EXERCISE REQUIREMENTS ->
Images embedded in the records are excluded; print everything else exactly as given.
+++ INPUT MATERIAL
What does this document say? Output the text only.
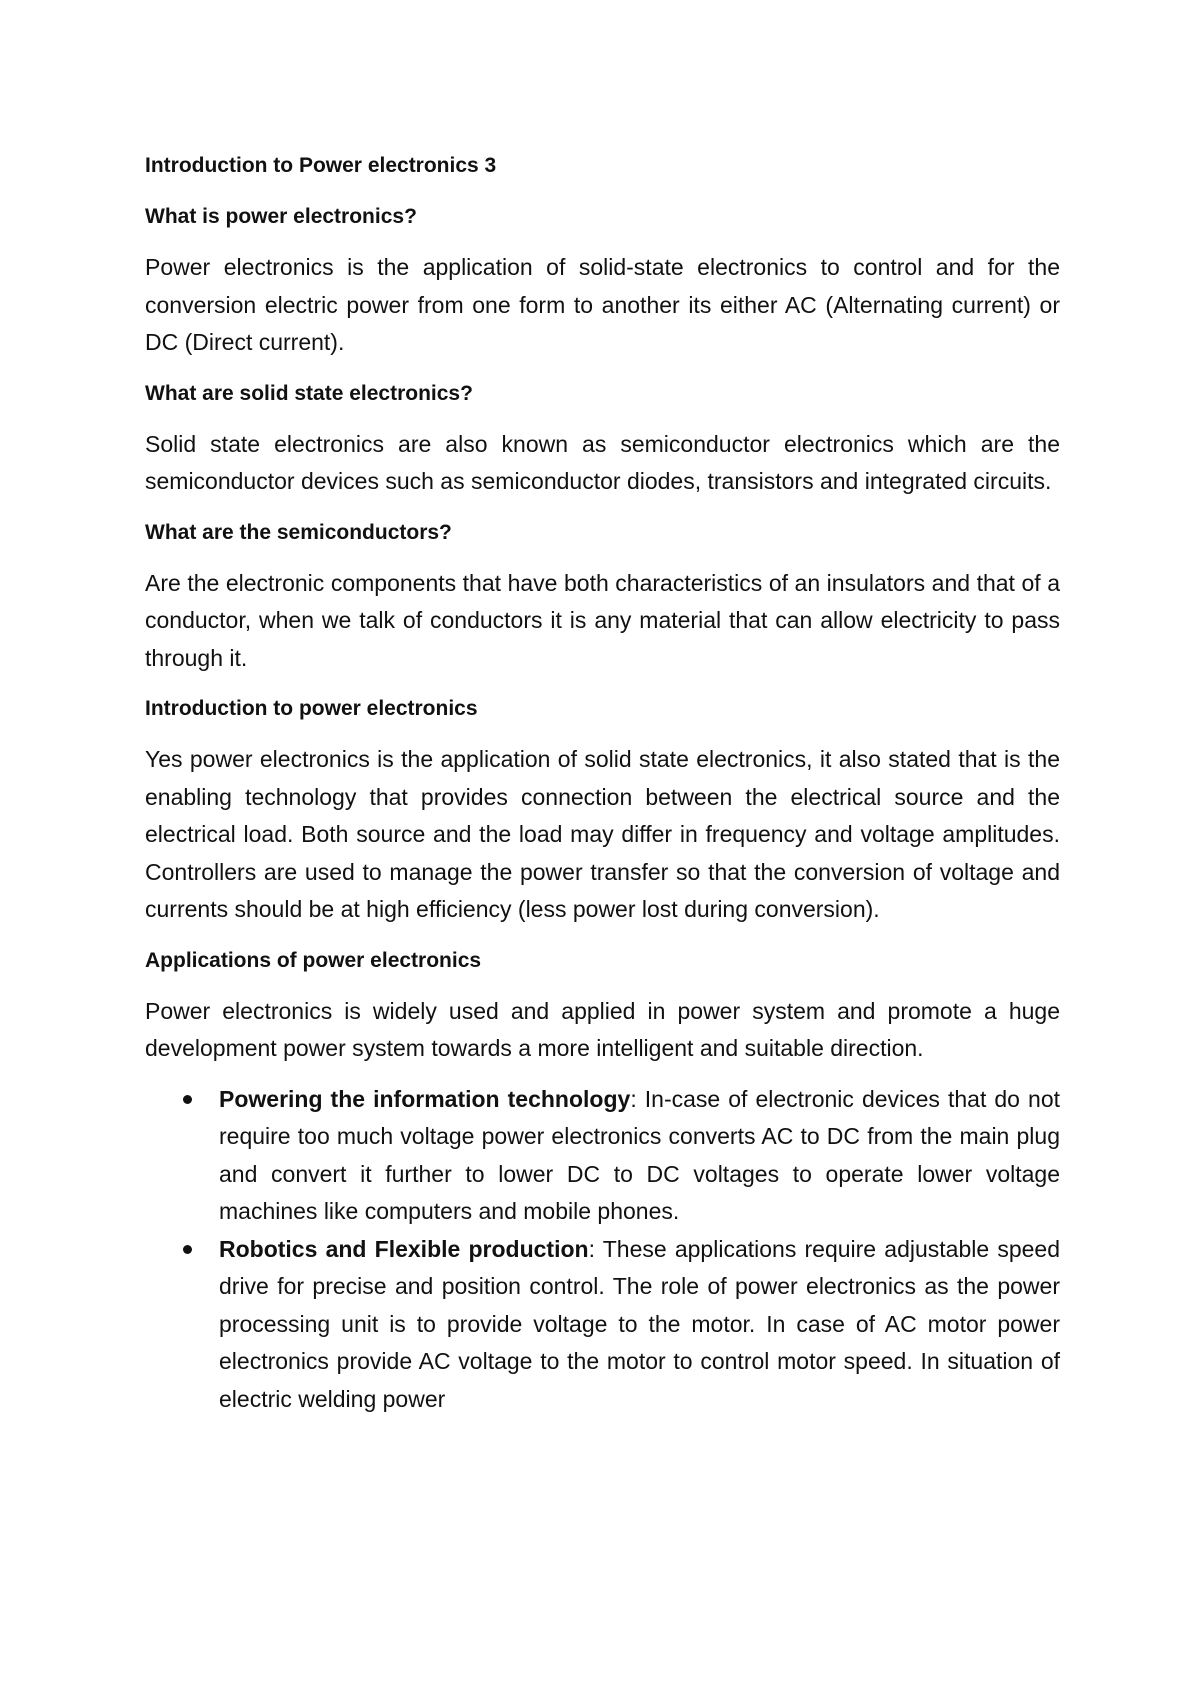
Introduction to Power electronics 3
What is power electronics?
Power electronics is the application of solid-state electronics to control and for the conversion electric power from one form to another its either AC (Alternating current) or DC (Direct current).
What are solid state electronics?
Solid state electronics are also known as semiconductor electronics which are the semiconductor devices such as semiconductor diodes, transistors and integrated circuits.
What are the semiconductors?
Are the electronic components that have both characteristics of an insulators and that of a conductor, when we talk of conductors it is any material that can allow electricity to pass through it.
Introduction to power electronics
Yes power electronics is the application of solid state electronics, it also stated that is the enabling technology that provides connection between the electrical source and the electrical load. Both source and the load may differ in frequency and voltage amplitudes. Controllers are used to manage the power transfer so that the conversion of voltage and currents should be at high efficiency (less power lost during conversion).
Applications of power electronics
Power electronics is widely used and applied in power system and promote a huge development power system towards a more intelligent and suitable direction.
Powering the information technology: In-case of electronic devices that do not require too much voltage power electronics converts AC to DC from the main plug and convert it further to lower DC to DC voltages to operate lower voltage machines like computers and mobile phones.
Robotics and Flexible production: These applications require adjustable speed drive for precise and position control. The role of power electronics as the power processing unit is to provide voltage to the motor. In case of AC motor power electronics provide AC voltage to the motor to control motor speed. In situation of electric welding power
++++++
THE RESULT ->
What does this document say? Output the text only.
Introduction to Power electronics 3
What is power electronics?
Power electronics is the application of solid-state electronics to control and for the conversion electric power from one form to another its either AC (Alternating current) or DC (Direct current).
What are solid state electronics?
Solid state electronics are also known as semiconductor electronics which are the semiconductor devices such as semiconductor diodes, transistors and integrated circuits.
What are the semiconductors?
Are the electronic components that have both characteristics of an insulators and that of a conductor, when we talk of conductors it is any material that can allow electricity to pass through it.
Introduction to power electronics
Yes power electronics is the application of solid state electronics, it also stated that is the enabling technology that provides connection between the electrical source and the electrical load. Both source and the load may differ in frequency and voltage amplitudes. Controllers are used to manage the power transfer so that the conversion of voltage and currents should be at high efficiency (less power lost during conversion).
Applications of power electronics
Power electronics is widely used and applied in power system and promote a huge development power system towards a more intelligent and suitable direction.
Powering the information technology: In-case of electronic devices that do not require too much voltage power electronics converts AC to DC from the main plug and convert it further to lower DC to DC voltages to operate lower voltage machines like computers and mobile phones.
Robotics and Flexible production: These applications require adjustable speed drive for precise and position control. The role of power electronics as the power processing unit is to provide voltage to the motor. In case of AC motor power electronics provide AC voltage to the motor to control motor speed. In situation of electric welding power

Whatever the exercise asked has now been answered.